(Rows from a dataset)
========================================================================
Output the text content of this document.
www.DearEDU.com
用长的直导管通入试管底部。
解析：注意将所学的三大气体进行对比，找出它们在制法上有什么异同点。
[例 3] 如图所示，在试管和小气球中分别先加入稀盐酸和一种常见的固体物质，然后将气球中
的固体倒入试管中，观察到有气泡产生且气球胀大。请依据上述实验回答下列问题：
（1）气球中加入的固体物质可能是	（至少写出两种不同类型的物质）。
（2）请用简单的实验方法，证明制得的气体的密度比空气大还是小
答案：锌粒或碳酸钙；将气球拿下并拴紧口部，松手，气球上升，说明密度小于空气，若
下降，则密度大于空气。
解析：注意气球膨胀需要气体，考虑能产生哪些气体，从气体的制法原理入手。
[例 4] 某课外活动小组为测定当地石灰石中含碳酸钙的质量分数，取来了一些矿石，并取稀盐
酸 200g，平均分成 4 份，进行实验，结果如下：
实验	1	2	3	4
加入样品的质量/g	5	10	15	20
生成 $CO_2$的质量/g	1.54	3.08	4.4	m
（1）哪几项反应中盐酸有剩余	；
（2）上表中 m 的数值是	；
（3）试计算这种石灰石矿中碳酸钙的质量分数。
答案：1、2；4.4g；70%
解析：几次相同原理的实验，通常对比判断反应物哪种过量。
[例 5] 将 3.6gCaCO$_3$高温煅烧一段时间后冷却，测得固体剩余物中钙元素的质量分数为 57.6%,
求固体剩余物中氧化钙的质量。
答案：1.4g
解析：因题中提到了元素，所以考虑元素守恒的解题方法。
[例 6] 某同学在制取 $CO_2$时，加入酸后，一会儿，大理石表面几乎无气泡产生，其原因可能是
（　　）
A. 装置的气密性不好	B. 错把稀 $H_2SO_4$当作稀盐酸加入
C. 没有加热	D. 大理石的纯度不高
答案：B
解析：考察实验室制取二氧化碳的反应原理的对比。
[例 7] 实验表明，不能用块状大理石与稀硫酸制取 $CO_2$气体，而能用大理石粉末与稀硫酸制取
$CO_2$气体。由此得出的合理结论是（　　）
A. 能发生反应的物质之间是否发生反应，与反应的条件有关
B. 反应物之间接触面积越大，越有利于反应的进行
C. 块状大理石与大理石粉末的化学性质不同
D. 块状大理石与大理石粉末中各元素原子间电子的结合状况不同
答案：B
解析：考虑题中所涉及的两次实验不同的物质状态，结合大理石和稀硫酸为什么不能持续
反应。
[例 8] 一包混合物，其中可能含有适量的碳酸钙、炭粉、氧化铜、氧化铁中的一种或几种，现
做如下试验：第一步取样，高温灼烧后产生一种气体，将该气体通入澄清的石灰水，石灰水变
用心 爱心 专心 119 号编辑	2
========================================================================
Exercise :: Using the listing above, retype each line exactly.

Answer below ::
Output the text content of this document.
www.DearEDU.com
用长的直导管通入试管底部。
解析：注意将所学的三大气体进行对比，找出它们在制法上有什么异同点。
[例 3] 如图所示，在试管和小气球中分别先加入稀盐酸和一种常见的固体物质，然后将气球中
的固体倒入试管中，观察到有气泡产生且气球胀大。请依据上述实验回答下列问题：
（1）气球中加入的固体物质可能是	（至少写出两种不同类型的物质）。
（2）请用简单的实验方法，证明制得的气体的密度比空气大还是小
答案：锌粒或碳酸钙；将气球拿下并拴紧口部，松手，气球上升，说明密度小于空气，若
下降，则密度大于空气。
解析：注意气球膨胀需要气体，考虑能产生哪些气体，从气体的制法原理入手。
[例 4] 某课外活动小组为测定当地石灰石中含碳酸钙的质量分数，取来了一些矿石，并取稀盐
酸 200g，平均分成 4 份，进行实验，结果如下：
实验	1	2	3	4
加入样品的质量/g	5	10	15	20
生成 $CO_2$的质量/g	1.54	3.08	4.4	m
（1）哪几项反应中盐酸有剩余	；
（2）上表中 m 的数值是	；
（3）试计算这种石灰石矿中碳酸钙的质量分数。
答案：1、2；4.4g；70%
解析：几次相同原理的实验，通常对比判断反应物哪种过量。
[例 5] 将 3.6gCaCO$_3$高温煅烧一段时间后冷却，测得固体剩余物中钙元素的质量分数为 57.6%,
求固体剩余物中氧化钙的质量。
答案：1.4g
解析：因题中提到了元素，所以考虑元素守恒的解题方法。
[例 6] 某同学在制取 $CO_2$时，加入酸后，一会儿，大理石表面几乎无气泡产生，其原因可能是
（　　）
A. 装置的气密性不好	B. 错把稀 $H_2SO_4$当作稀盐酸加入
C. 没有加热	D. 大理石的纯度不高
答案：B
解析：考察实验室制取二氧化碳的反应原理的对比。
[例 7] 实验表明，不能用块状大理石与稀硫酸制取 $CO_2$气体，而能用大理石粉末与稀硫酸制取
$CO_2$气体。由此得出的合理结论是（　　）
A. 能发生反应的物质之间是否发生反应，与反应的条件有关
B. 反应物之间接触面积越大，越有利于反应的进行
C. 块状大理石与大理石粉末的化学性质不同
D. 块状大理石与大理石粉末中各元素原子间电子的结合状况不同
答案：B
解析：考虑题中所涉及的两次实验不同的物质状态，结合大理石和稀硫酸为什么不能持续
反应。
[例 8] 一包混合物，其中可能含有适量的碳酸钙、炭粉、氧化铜、氧化铁中的一种或几种，现
做如下试验：第一步取样，高温灼烧后产生一种气体，将该气体通入澄清的石灰水，石灰水变
用心 爱心 专心 119 号编辑	2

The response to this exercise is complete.